> **WHAT TO WORK ON**: Carry on the comment thread about Google and press regulation below, starting right after its last sentence.

Not with digital media. But yes, we have, with the press. The same things were said – the press is too powerful, it becomes the arbiter of truth etc etc. And sure enough, people want to regulate it. They want to override the press barons notion of truth with their own.
Some countries did regulate the press. Others said, it’s for the markets to decide. Private companies can print the content that keeps their readership. It’s a free transaction. Generally, the latter approach has been more successful.

Reply to  Tim Fritzley
March 21, 2018 11:34 pm

Nick Stokes;
Not with digital media. But yes, we have, with the press.
That is quite likely the most deliberately misleading comment you’ve ever made in this forum.
No single press outlet, or even chain of press outlets ever amassed anywhere near the market dominance that Google has. Not to mention that there is a substantial difference between reporting current events and being the defacto index to human knowledge. The two are not comparable. Nor is this about regulating Google. This is about Google regulating everyone else. The opportunity to abuse any such capability will inevitably be exploited. Once wrapped in the cloak of morality, there is no limit to the evil that can be done.
Your comments are sometimes informative, some times amusing, sometimes aggravating. But on this matter, words fail me. This is black and white Nick. Deciding for other people what is and isn’t true is evil, no good can come of it.

> **PROVIDED MATERIAL**:
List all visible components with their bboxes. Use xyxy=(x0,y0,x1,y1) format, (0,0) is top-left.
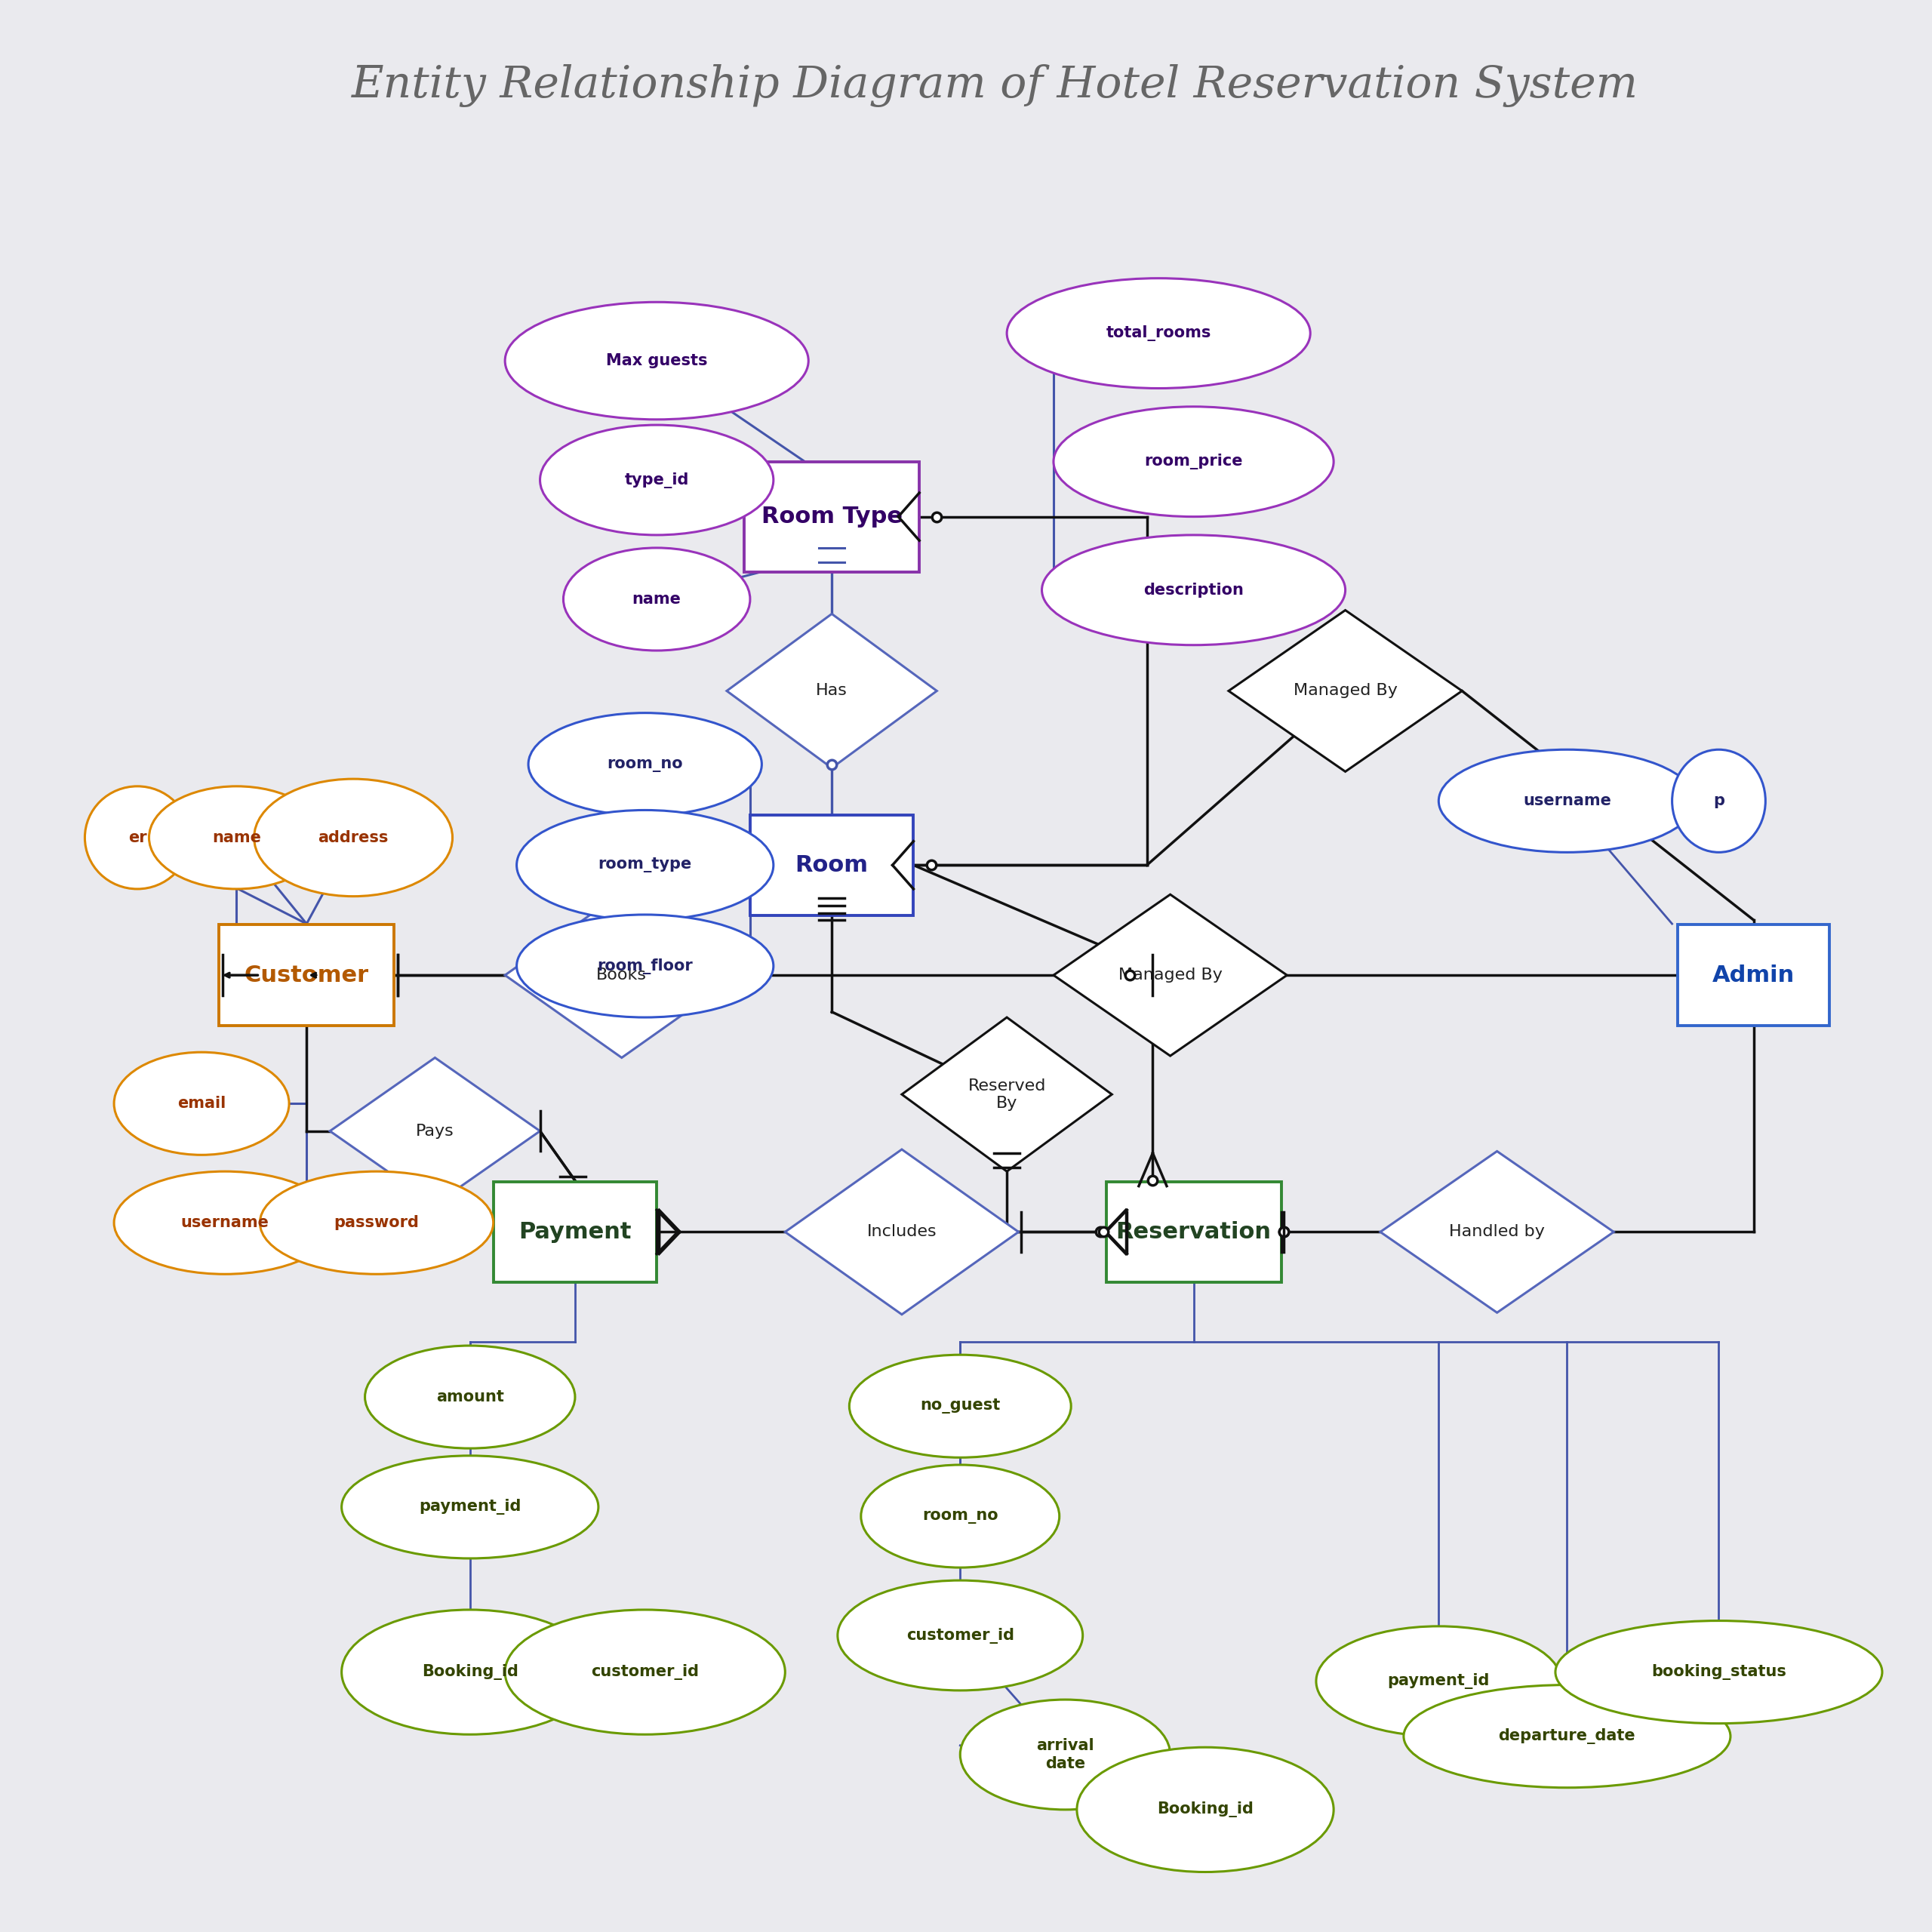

> **EXPECTED ANSWER**:
Nick Stokes
Reply to  Tim Fritzley
March 21, 2018 11:53 pm

“This is black and white Nick”
So was the press. Before TV it dominated people’s access to public affairs. And the barriers to entry for competitors were far higher than they are with internet sites. And it was very easy to see bias there. Many papers were explicitly partisan. Still, this was generally left to the papers, as businesses, to sort out with their customers.

Reply to  Tim Fritzley
March 22, 2018 12:12 am

Nick Stokes;
So was the press.
What single press outlet EVER had more market share than ALL other press outlets combined on a global basis? Not comparable Nick and you know it. You’ve descended from endorsing some of the worst science on the planet to advocating for evil. Press outlets that abuse their position should rightfully be called to task by public outcry. Google a thousand times more.

Reply to  Tim Fritzley
March 22, 2018 12:17 am

Nick Stokes;
and the barriers to entry for competitors were far higher than they are with internet sites.
This isn’t about internet sites. This is about search engines, one of which has more market share than all others combined. There are millions of internet sites, only a small handful of significant search engines. The barrier to putting up a web site is minuscule. The barrier to meaningfully entering the search engine space is so big that not even Microsoft can overcome it.
The manner in which you blatantly twist the narrative saddens and frankly, sickens me. You should be ashamed of yourself.

Nick Stokes
Reply to  Tim Fritzley
March 22, 2018 2:09 am

“The manner in which you blatantly twist the narrative saddens and frankly, sickens me”
I straighten the narrative.
” The barrier to meaningfully entering the search engine space is so big that not even Microsoft can overcome it.”
Not true.
“As of November 2015, Bing is the second largest desktop search engine in the US, with a query volume of 20.9%, behind Google on 63.9%.”
Wiki gives here a list of 14 general current search engines, of which four are Chinese.
In the heyday of the press, it operated locally. Many cities and regions had just one or two newspapers, often owned by a chain such as Hearst. Competitors to Google can be accessed worldwide.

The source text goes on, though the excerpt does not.